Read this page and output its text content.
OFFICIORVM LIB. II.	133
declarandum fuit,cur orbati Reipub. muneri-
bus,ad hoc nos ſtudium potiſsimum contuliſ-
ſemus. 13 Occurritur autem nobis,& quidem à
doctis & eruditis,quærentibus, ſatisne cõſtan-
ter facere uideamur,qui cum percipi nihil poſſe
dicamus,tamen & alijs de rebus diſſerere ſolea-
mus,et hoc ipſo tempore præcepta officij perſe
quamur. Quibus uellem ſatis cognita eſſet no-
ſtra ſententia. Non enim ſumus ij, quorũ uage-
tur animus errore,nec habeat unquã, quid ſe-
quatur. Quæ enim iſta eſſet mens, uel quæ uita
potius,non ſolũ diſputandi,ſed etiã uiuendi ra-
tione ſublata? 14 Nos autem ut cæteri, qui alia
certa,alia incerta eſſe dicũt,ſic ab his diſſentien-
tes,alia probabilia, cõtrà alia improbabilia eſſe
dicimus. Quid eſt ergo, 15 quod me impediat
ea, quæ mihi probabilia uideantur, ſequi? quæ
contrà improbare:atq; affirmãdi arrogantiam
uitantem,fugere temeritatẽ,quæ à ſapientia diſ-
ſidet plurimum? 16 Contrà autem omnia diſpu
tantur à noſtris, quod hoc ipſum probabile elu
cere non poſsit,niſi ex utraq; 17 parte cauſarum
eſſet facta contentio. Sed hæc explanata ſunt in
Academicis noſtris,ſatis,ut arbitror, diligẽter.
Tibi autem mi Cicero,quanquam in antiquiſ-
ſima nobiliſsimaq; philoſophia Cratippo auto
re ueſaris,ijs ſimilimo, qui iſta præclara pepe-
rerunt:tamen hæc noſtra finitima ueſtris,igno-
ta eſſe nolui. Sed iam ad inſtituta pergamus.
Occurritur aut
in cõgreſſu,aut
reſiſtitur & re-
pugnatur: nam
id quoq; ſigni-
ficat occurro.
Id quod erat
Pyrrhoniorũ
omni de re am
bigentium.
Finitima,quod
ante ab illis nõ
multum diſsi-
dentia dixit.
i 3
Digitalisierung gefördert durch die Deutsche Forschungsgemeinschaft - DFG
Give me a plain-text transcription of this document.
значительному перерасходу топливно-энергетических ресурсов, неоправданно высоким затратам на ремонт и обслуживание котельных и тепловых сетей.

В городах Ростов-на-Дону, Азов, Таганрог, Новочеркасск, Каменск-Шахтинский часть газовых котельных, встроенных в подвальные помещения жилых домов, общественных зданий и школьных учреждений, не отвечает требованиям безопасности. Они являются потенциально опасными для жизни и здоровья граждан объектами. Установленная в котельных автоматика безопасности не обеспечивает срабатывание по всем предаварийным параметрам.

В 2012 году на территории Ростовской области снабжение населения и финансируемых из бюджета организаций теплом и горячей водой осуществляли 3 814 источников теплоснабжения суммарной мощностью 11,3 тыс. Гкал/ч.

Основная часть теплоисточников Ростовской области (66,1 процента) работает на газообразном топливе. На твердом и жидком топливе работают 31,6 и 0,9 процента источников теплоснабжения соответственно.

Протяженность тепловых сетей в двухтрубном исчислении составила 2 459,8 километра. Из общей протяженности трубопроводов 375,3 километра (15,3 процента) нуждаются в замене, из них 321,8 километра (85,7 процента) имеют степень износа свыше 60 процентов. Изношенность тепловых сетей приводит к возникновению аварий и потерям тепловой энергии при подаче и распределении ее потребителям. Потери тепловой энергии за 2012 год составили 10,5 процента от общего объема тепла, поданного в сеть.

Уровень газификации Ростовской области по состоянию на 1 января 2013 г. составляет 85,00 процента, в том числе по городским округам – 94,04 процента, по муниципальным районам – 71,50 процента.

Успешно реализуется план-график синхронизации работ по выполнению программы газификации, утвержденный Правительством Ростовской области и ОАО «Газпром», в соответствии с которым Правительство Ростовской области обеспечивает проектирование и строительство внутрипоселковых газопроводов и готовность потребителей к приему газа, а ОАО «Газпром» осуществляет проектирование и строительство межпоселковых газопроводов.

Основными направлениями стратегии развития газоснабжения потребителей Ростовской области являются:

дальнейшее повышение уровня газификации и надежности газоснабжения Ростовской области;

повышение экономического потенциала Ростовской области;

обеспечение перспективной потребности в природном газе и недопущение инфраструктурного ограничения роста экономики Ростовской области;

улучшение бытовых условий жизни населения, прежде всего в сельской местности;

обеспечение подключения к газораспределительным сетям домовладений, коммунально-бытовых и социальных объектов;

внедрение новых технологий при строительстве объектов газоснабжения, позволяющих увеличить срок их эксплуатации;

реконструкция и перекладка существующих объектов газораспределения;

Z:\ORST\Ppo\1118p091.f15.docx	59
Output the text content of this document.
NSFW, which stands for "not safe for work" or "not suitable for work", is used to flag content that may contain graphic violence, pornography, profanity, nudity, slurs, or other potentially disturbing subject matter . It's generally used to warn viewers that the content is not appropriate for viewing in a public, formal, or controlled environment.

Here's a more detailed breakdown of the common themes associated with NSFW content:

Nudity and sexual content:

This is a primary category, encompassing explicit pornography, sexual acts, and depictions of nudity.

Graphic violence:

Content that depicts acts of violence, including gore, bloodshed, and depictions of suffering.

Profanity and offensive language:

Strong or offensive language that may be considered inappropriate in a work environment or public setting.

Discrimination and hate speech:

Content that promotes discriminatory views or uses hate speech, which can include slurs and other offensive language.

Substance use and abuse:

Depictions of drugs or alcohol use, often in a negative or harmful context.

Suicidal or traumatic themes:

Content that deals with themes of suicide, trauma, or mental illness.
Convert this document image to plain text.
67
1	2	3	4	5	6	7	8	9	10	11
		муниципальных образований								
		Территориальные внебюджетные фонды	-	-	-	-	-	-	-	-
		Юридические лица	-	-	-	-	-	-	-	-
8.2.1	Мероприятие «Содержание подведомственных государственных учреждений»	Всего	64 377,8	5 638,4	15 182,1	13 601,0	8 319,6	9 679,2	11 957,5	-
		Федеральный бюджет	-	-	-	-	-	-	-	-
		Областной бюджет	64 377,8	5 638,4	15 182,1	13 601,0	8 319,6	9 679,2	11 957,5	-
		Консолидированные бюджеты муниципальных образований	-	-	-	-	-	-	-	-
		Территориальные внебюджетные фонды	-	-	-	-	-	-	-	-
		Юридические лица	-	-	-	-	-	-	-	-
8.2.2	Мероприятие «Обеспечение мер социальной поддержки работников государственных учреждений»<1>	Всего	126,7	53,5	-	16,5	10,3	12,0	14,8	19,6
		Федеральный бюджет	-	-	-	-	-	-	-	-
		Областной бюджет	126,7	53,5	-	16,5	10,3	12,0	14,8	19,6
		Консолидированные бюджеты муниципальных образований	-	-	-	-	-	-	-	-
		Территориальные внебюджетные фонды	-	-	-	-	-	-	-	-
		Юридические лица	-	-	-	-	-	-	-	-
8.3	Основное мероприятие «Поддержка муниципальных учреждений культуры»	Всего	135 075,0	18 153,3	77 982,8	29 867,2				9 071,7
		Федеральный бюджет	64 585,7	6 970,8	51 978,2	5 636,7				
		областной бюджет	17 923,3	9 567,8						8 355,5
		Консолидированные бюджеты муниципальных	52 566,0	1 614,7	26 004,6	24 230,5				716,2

> _Exercise details_
Say how many lines in the records hold "газоснабжения", with the number as the whole reply.

> _Written solution_
3